§ **RECORDS FOR THE EXERCISE**:
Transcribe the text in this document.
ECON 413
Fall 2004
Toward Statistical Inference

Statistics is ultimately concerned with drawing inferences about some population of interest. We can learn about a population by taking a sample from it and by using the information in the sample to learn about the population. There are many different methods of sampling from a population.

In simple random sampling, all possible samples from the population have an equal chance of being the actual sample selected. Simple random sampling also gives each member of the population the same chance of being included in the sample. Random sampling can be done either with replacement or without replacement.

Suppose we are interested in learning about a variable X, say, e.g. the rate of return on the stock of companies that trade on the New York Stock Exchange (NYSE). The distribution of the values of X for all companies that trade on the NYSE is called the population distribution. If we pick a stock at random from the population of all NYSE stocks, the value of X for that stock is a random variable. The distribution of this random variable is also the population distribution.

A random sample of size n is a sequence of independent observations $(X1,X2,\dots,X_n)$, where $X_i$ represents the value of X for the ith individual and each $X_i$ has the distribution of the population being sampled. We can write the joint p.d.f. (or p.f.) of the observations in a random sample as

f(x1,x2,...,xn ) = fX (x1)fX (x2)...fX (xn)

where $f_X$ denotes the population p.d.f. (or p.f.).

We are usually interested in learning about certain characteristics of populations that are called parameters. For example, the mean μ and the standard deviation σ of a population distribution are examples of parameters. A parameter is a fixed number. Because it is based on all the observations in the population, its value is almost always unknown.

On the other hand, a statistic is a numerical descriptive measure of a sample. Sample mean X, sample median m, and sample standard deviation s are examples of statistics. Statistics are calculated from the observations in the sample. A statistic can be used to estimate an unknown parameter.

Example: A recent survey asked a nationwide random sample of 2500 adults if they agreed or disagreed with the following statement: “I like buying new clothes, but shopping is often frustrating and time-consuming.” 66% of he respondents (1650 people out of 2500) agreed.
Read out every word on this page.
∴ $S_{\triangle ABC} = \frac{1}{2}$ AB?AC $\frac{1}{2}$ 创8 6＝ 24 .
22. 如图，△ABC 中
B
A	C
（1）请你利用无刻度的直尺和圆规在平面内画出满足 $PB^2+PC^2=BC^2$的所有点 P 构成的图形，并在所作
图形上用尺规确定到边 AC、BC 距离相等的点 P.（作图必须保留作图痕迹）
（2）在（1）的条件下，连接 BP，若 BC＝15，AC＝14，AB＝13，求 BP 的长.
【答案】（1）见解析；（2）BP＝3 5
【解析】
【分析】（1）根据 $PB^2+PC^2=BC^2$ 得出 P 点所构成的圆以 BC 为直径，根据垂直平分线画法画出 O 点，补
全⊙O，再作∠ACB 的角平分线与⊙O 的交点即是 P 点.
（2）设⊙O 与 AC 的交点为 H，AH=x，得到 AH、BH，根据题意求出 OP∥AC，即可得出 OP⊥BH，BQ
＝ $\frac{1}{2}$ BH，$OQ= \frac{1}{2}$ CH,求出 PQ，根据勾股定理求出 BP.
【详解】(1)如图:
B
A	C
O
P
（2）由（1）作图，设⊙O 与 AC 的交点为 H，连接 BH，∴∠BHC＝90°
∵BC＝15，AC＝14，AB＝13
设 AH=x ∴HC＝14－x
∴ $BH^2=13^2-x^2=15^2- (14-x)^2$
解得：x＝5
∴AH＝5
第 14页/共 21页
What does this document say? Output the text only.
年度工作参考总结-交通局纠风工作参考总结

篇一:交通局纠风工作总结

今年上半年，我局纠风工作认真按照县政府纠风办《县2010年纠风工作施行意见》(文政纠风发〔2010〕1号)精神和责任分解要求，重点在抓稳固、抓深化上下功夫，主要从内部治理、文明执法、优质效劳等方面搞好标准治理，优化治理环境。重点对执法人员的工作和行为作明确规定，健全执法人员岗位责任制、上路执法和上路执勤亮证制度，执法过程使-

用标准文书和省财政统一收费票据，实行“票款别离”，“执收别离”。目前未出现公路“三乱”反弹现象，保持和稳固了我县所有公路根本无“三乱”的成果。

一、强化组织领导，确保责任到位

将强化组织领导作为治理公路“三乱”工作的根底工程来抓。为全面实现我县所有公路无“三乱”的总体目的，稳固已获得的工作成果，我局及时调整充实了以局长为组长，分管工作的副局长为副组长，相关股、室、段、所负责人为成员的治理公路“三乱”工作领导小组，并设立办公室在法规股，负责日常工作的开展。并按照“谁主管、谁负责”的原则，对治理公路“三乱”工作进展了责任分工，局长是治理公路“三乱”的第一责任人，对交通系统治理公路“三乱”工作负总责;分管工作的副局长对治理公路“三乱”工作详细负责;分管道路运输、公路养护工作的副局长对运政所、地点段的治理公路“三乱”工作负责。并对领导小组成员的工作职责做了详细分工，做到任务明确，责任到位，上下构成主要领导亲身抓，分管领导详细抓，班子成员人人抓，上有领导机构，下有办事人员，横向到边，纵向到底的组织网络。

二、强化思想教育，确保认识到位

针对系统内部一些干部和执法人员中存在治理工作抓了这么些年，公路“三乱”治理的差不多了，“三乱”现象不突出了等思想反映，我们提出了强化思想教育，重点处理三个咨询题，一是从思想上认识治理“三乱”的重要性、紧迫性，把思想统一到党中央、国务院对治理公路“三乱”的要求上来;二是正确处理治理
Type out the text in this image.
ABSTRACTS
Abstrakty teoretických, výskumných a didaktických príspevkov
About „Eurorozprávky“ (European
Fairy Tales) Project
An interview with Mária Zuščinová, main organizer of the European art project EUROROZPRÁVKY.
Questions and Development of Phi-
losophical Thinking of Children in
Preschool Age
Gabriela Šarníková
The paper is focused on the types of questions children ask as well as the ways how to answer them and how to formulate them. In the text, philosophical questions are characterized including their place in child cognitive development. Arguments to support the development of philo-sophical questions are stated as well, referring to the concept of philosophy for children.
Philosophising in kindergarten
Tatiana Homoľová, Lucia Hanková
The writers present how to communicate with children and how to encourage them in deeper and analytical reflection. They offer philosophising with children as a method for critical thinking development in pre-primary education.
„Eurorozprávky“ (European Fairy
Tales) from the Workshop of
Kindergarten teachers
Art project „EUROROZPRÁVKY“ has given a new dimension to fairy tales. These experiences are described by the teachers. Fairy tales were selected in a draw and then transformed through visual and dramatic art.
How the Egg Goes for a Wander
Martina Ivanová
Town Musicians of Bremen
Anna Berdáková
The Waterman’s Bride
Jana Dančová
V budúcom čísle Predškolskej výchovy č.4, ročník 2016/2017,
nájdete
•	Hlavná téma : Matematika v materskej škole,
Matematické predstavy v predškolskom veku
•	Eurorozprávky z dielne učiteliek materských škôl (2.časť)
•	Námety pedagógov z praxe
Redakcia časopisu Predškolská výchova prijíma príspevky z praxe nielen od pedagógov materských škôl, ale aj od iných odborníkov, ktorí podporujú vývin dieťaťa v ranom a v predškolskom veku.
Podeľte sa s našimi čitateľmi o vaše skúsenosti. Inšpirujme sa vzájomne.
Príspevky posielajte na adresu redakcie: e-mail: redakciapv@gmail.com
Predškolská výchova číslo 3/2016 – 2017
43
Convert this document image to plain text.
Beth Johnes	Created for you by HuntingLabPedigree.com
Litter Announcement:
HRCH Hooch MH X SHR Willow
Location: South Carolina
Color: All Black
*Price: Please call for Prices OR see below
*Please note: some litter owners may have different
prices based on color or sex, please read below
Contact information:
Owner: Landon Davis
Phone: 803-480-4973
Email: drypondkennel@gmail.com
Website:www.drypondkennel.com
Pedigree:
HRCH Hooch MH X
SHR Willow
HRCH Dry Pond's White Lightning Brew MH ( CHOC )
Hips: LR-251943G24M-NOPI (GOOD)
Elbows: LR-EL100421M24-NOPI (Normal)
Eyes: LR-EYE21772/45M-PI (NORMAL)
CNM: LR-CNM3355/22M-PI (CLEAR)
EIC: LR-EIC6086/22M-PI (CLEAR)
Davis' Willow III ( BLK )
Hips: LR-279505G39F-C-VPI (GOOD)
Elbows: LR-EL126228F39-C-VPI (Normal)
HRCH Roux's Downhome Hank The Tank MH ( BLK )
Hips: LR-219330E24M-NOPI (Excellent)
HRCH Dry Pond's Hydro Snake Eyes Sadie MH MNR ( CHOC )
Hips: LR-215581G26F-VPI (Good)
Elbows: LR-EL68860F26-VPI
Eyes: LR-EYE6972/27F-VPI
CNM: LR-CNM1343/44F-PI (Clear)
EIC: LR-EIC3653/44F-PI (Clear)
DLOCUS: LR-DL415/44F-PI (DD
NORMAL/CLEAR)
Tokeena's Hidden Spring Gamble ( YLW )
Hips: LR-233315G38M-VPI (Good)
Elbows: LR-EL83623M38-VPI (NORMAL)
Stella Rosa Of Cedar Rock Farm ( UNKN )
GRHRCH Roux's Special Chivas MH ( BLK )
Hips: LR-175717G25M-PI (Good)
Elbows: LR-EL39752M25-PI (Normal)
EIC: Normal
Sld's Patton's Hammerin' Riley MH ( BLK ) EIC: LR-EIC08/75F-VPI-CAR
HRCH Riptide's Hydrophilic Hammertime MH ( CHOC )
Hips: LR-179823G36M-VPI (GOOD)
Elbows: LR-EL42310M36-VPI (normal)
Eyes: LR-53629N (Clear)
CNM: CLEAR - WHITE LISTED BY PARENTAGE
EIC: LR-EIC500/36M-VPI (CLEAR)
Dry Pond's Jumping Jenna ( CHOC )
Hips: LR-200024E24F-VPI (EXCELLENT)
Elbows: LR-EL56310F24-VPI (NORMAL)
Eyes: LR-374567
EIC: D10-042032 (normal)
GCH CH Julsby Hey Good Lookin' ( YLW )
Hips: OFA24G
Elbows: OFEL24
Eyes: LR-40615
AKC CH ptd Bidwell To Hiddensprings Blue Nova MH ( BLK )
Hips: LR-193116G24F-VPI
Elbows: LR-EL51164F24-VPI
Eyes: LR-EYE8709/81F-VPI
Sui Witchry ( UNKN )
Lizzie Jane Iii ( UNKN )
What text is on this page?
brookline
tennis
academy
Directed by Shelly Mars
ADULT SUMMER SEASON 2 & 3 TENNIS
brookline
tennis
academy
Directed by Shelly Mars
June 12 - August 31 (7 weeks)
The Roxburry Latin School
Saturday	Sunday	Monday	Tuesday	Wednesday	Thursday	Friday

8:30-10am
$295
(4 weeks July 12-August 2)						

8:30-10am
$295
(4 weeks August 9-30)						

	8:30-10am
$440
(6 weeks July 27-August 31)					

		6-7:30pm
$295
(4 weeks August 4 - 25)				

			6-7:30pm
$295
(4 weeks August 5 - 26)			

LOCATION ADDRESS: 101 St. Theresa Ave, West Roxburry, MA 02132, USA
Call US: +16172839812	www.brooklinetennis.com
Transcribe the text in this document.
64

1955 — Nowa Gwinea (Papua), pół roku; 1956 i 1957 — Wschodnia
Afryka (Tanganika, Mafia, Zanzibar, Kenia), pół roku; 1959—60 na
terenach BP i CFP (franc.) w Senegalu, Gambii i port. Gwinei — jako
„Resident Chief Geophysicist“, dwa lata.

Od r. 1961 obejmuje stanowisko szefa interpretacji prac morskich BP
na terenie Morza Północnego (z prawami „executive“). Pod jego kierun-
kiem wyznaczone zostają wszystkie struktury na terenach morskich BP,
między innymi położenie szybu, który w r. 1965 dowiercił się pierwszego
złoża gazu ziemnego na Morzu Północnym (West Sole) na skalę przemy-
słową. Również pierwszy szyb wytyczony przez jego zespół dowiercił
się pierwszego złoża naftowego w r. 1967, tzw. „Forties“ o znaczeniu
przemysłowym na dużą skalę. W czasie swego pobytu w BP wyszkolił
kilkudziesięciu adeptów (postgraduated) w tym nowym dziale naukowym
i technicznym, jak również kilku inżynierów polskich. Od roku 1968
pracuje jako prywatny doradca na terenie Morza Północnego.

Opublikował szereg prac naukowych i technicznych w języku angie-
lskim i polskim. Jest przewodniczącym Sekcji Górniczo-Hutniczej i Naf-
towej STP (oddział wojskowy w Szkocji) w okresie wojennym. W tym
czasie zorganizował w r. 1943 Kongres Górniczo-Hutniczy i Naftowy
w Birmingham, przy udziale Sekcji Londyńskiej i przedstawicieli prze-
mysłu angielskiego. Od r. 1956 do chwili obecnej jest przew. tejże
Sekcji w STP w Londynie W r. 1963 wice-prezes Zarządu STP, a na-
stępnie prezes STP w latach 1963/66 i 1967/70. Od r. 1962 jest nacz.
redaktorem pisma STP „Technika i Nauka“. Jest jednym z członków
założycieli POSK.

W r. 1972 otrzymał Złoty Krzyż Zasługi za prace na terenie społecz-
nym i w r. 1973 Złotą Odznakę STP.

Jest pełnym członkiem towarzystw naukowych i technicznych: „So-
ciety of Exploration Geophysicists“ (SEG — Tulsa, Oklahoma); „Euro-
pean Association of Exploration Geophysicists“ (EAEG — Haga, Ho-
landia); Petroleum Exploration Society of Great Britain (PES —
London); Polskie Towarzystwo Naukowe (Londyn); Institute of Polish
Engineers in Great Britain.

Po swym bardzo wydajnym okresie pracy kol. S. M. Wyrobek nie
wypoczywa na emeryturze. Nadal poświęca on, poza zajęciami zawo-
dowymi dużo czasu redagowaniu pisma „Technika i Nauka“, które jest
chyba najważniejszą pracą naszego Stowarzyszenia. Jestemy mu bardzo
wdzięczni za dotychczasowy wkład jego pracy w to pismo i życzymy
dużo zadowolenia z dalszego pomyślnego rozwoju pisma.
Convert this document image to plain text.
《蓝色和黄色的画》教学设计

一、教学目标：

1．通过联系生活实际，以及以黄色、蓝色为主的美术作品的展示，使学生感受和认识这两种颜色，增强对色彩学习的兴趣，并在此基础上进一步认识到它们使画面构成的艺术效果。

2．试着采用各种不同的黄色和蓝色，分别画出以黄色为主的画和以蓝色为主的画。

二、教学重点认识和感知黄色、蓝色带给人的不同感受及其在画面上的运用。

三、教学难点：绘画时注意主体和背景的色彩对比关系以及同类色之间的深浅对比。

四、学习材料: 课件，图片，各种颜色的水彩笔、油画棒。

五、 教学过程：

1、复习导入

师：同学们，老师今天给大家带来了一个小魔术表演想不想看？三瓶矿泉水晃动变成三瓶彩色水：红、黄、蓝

§ **PROMPT**:
Check each line above for the word "Morza" and say how many have it, with nothing else.

§ **RESULT FOR THIS EXERCISE**:
2